═══ INPUT ROWS
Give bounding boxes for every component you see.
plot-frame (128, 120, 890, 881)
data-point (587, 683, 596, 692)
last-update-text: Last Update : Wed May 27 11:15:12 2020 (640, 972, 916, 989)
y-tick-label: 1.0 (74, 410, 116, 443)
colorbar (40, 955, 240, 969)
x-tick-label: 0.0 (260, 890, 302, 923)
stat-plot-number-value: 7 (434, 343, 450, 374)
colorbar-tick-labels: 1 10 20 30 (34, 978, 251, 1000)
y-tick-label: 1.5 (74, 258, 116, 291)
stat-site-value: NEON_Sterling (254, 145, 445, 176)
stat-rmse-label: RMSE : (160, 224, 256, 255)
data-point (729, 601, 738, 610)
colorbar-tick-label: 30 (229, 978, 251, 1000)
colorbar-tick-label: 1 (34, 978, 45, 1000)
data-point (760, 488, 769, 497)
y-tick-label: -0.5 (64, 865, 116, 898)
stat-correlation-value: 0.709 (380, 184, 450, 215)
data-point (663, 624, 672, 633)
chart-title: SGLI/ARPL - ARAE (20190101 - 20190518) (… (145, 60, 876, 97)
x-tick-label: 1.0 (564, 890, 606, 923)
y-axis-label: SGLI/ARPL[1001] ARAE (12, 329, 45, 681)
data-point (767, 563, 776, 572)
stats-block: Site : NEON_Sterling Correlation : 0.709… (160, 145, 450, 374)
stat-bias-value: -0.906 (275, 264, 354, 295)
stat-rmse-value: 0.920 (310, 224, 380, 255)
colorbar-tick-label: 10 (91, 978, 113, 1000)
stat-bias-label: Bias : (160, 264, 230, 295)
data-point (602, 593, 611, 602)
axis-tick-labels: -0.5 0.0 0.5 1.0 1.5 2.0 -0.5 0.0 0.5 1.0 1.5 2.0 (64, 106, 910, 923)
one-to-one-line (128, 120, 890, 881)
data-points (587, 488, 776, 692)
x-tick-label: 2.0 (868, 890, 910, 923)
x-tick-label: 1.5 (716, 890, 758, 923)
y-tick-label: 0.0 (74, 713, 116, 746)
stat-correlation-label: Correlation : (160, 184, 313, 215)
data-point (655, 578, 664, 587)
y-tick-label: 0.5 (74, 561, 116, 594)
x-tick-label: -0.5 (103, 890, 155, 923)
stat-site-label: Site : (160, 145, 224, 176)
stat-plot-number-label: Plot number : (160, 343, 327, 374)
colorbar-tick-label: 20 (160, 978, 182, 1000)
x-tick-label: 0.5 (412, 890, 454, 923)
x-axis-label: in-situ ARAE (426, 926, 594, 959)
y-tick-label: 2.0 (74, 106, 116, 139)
══════
## [TASK REQUIREMENTS]
Please rewrite the rows from the first one through the line with "data-point (729, 601, 738, 610)", swapping "y-tick-label" for "y-axis-tick" and leaving everything else unchanged.

## [RESULT BELOW]
Give bounding boxes for every component you see.
plot-frame (128, 120, 890, 881)
data-point (587, 683, 596, 692)
last-update-text: Last Update : Wed May 27 11:15:12 2020 (640, 972, 916, 989)
y-axis-tick: 1.0 (74, 410, 116, 443)
colorbar (40, 955, 240, 969)
x-tick-label: 0.0 (260, 890, 302, 923)
stat-plot-number-value: 7 (434, 343, 450, 374)
colorbar-tick-labels: 1 10 20 30 (34, 978, 251, 1000)
y-axis-tick: 1.5 (74, 258, 116, 291)
stat-site-value: NEON_Sterling (254, 145, 445, 176)
stat-rmse-label: RMSE : (160, 224, 256, 255)
data-point (729, 601, 738, 610)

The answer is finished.